Would you transcribe all of the data exactly, down to the last character?

^^^^^^^^

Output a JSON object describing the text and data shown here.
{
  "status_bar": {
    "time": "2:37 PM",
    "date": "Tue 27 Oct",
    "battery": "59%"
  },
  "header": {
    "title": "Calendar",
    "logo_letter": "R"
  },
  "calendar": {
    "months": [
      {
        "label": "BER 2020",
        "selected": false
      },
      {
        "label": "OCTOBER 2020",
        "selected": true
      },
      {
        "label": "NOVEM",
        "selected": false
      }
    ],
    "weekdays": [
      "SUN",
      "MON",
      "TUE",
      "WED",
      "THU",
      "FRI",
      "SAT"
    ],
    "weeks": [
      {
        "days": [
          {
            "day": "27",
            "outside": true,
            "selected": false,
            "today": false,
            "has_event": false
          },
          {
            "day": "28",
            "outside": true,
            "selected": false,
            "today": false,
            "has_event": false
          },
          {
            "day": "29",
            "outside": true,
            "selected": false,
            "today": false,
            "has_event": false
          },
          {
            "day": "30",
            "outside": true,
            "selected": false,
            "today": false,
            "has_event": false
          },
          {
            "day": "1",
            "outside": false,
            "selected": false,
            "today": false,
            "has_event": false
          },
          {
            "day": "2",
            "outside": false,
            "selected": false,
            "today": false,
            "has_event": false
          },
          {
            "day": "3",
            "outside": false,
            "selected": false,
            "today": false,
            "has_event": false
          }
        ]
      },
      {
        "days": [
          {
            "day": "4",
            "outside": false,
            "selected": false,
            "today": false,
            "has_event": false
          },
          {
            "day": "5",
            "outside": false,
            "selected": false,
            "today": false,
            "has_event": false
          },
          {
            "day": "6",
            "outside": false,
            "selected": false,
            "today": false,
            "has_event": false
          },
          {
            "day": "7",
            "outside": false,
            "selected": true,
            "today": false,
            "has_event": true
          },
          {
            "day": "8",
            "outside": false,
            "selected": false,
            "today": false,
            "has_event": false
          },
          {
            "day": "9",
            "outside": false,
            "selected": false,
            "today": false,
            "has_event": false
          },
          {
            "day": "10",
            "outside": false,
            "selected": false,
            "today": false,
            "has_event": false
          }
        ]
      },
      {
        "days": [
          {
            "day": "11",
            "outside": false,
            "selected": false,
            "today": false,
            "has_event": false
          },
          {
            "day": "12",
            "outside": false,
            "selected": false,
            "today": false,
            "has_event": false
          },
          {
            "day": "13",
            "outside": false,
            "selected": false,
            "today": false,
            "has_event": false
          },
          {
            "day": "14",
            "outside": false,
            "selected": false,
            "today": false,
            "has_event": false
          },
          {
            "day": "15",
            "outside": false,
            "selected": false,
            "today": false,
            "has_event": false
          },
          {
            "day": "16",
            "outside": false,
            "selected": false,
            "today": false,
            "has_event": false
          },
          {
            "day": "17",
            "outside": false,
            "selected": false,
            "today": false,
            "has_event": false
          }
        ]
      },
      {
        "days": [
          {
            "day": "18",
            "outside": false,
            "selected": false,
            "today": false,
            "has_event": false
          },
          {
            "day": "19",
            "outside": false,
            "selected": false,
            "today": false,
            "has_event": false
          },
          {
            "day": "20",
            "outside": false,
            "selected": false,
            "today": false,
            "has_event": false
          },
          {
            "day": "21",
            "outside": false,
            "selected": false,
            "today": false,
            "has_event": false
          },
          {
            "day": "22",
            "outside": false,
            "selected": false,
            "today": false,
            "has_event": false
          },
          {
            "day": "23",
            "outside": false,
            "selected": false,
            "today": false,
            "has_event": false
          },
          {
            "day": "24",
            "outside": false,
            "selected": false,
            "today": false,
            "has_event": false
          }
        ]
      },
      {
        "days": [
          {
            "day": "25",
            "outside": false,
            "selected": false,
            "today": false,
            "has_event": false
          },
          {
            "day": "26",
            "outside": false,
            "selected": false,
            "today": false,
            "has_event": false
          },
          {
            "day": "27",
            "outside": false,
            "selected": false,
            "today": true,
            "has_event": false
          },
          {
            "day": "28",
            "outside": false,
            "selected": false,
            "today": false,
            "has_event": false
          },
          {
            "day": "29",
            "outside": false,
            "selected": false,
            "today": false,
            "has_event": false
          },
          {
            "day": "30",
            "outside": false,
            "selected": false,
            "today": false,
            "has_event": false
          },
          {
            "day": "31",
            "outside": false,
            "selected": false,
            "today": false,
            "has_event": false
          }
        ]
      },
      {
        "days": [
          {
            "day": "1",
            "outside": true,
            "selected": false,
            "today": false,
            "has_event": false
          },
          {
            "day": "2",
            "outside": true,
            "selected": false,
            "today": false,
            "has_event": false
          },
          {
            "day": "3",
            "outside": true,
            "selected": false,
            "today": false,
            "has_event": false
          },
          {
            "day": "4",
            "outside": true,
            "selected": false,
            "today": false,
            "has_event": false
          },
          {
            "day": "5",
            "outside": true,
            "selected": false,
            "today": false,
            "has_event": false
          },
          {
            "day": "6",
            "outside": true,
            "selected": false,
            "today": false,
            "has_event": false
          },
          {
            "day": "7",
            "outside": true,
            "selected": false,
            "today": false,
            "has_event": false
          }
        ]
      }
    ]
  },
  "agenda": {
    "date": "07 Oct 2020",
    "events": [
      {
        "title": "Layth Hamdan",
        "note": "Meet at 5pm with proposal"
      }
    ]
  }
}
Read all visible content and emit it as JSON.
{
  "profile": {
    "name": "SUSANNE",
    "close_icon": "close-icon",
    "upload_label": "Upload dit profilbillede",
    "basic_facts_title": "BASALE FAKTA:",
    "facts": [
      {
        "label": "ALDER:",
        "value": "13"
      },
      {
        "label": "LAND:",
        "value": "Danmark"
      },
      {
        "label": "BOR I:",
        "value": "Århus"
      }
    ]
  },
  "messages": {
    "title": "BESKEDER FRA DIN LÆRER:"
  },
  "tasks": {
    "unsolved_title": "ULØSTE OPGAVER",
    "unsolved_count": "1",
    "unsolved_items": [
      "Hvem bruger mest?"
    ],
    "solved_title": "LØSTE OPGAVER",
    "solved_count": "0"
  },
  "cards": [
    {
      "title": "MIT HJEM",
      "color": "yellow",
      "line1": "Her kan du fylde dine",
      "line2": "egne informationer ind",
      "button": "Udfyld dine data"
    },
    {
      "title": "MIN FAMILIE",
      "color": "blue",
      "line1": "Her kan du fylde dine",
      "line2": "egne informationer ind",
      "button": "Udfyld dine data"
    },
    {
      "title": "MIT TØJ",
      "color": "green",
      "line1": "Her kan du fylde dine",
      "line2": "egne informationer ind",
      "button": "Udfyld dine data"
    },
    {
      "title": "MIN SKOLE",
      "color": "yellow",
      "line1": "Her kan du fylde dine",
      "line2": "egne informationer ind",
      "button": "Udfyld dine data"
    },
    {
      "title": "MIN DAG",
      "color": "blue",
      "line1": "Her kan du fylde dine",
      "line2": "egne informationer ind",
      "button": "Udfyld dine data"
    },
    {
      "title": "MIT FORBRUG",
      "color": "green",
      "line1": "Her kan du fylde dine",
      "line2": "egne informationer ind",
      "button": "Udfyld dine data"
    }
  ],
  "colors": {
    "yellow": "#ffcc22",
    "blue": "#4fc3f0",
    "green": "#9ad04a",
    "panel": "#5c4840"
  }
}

^^^^^^^^

▶ [Exercise answer]
Output a JSON object describing the text and data shown here.
{
  "status_bar": {
    "time": "2:37 PM",
    "date": "Tue 27 Oct",
    "battery": "59%"
  },
  "header": {
    "title": "Calendar",
    "logo_letter": "R"
  },
  "calendar": {
    "months": [
      {
        "label": "BER 2020",
        "selected": false
      },
      {
        "label": "OCTOBER 2020",
        "selected": true
      },
      {
        "label": "NOVEM",
        "selected": false
      }
    ],
    "weekdays": [
      "SUN",
      "MON",
      "TUE",
      "WED",
      "THU",
      "FRI",
      "SAT"
    ],
    "weeks": [
      {
        "days": [
          {
            "day": "27",
            "outside": true,
            "selected": false,
            "today": false,
            "has_event": false
          },
          {
            "day": "28",
            "outside": true,
            "selected": false,
            "today": false,
            "has_event": false
          },
          {
            "day": "29",
            "outside": true,
            "selected": false,
            "today": false,
            "has_event": false
          },
          {
            "day": "30",
            "outside": true,
            "selected": false,
            "today": false,
            "has_event": false
          },
          {
            "day": "1",
            "outside": false,
            "selected": false,
            "today": false,
            "has_event": false
          },
          {
            "day": "2",
            "outside": false,
            "selected": false,
            "today": false,
            "has_event": false
          },
          {
            "day": "3",
            "outside": false,
            "selected": false,
            "today": false,
            "has_event": false
          }
        ]
      },
      {
        "days": [
          {
            "day": "4",
            "outside": false,
            "selected": false,
            "today": false,
            "has_event": false
          },
          {
            "day": "5",
            "outside": false,
            "selected": false,
            "today": false,
            "has_event": false
          },
          {
            "day": "6",
            "outside": false,
            "selected": false,
            "today": false,
            "has_event": false
          },
          {
            "day": "7",
            "outside": false,
            "selected": true,
            "today": false,
            "has_event": true
          },
          {
            "day": "8",
            "outside": false,
            "selected": false,
            "today": false,
            "has_event": false
          },
          {
            "day": "9",
            "outside": false,
            "selected": false,
            "today": false,
            "has_event": false
          },
          {
            "day": "10",
            "outside": false,
            "selected": false,
            "today": false,
            "has_event": false
          }
        ]
      },
      {
        "days": [
          {
            "day": "11",
            "outside": false,
            "selected": false,
            "today": false,
            "has_event": false
          },
          {
            "day": "12",
            "outside": false,
            "selected": false,
            "today": false,
            "has_event": false
          },
          {
            "day": "13",
            "outside": false,
            "selected": false,
            "today": false,
            "has_event": false
          },
          {
            "day": "14",
            "outside": false,
            "selected": false,
            "today": false,
            "has_event": false
          },
          {
            "day": "15",
            "outside": false,
            "selected": false,
            "today": false,
            "has_event": false
          },
          {
            "day": "16",
            "outside": false,
            "selected": false,
            "today": false,
            "has_event": false
          },
          {
            "day": "17",
            "outside": false,
            "selected": false,
            "today": false,
            "has_event": false
          }
        ]
      },
      {
        "days": [
          {
            "day": "18",
            "outside": false,
            "selected": false,
            "today": false,
            "has_event": false
          },
          {
            "day": "19",
            "outside": false,
            "selected": false,
            "today": false,
            "has_event": false
          },
          {
            "day": "20",
            "outside": false,
            "selected": false,
            "today": false,
            "has_event": false
          },
          {
            "day": "21",
            "outside": false,
            "selected": false,
            "today": false,
            "has_event": false
          },
          {
            "day": "22",
            "outside": false,
            "selected": false,
            "today": false,
            "has_event": false
          },
          {
            "day": "23",
            "outside": false,
            "selected": false,
            "today": false,
            "has_event": false
          },
          {
            "day": "24",
            "outside": false,
            "selected": false,
            "today": false,
            "has_event": false
          }
        ]
      },
      {
        "days": [
          {
            "day": "25",
            "outside": false,
            "selected": false,
            "today": false,
            "has_event": false
          },
          {
            "day": "26",
            "outside": false,
            "selected": false,
            "today": false,
            "has_event": false
          },
          {
            "day": "27",
            "outside": false,
            "selected": false,
            "today": true,
            "has_event": false
          },
          {
            "day": "28",
            "outside": false,
            "selected": false,
            "today": false,
            "has_event": false
          },
          {
            "day": "29",
            "outside": false,
            "selected": false,
            "today": false,
            "has_event": false
          },
          {
            "day": "30",
            "outside": false,
            "selected": false,
            "today": false,
            "has_event": false
          },
          {
            "day": "31",
            "outside": false,
            "selected": false,
            "today": false,
            "has_event": false
          }
        ]
      },
      {
        "days": [
          {
            "day": "1",
            "outside": true,
            "selected": false,
            "today": false,
            "has_event": false
          },
          {
            "day": "2",
            "outside": true,
            "selected": false,
            "today": false,
            "has_event": false
          },
          {
            "day": "3",
            "outside": true,
            "selected": false,
            "today": false,
            "has_event": false
          },
          {
            "day": "4",
            "outside": true,
            "selected": false,
            "today": false,
            "has_event": false
          },
          {
            "day": "5",
            "outside": true,
            "selected": false,
            "today": false,
            "has_event": false
          },
          {
            "day": "6",
            "outside": true,
            "selected": false,
            "today": false,
            "has_event": false
          },
          {
            "day": "7",
            "outside": true,
            "selected": false,
            "today": false,
            "has_event": false
          }
        ]
      }
    ]
  },
  "agenda": {
    "date": "07 Oct 2020",
    "events": [
      {
        "title": "Layth Hamdan",
        "note": "Meet at 5pm with proposal"
      }
    ]
  }
}
Read all visible content and emit it as JSON.
{
  "profile": {
    "name": "SUSANNE",
    "close_icon": "close-icon",
    "upload_label": "Upload dit profilbillede",
    "basic_facts_title": "BASALE FAKTA:",
    "facts": [
      {
        "label": "ALDER:",
        "value": "13"
      },
      {
        "label": "LAND:",
        "value": "Danmark"
      },
      {
        "label": "BOR I:",
        "value": "Århus"
      }
    ]
  },
  "messages": {
    "title": "BESKEDER FRA DIN LÆRER:"
  },
  "tasks": {
    "unsolved_title": "ULØSTE OPGAVER",
    "unsolved_count": "1",
    "unsolved_items": [
      "Hvem bruger mest?"
    ],
    "solved_title": "LØSTE OPGAVER",
    "solved_count": "0"
  },
  "cards": [
    {
      "title": "MIT HJEM",
      "color": "yellow",
      "line1": "Her kan du fylde dine",
      "line2": "egne informationer ind",
      "button": "Udfyld dine data"
    },
    {
      "title": "MIN FAMILIE",
      "color": "blue",
      "line1": "Her kan du fylde dine",
      "line2": "egne informationer ind",
      "button": "Udfyld dine data"
    },
    {
      "title": "MIT TØJ",
      "color": "green",
      "line1": "Her kan du fylde dine",
      "line2": "egne informationer ind",
      "button": "Udfyld dine data"
    },
    {
      "title": "MIN SKOLE",
      "color": "yellow",
      "line1": "Her kan du fylde dine",
      "line2": "egne informationer ind",
      "button": "Udfyld dine data"
    },
    {
      "title": "MIN DAG",
      "color": "blue",
      "line1": "Her kan du fylde dine",
      "line2": "egne informationer ind",
      "button": "Udfyld dine data"
    },
    {
      "title": "MIT FORBRUG",
      "color": "green",
      "line1": "Her kan du fylde dine",
      "line2": "egne informationer ind",
      "button": "Udfyld dine data"
    }
  ],
  "colors": {
    "yellow": "#ffcc22",
    "blue": "#4fc3f0",
    "green": "#9ad04a",
    "panel": "#5c4840"
  }
}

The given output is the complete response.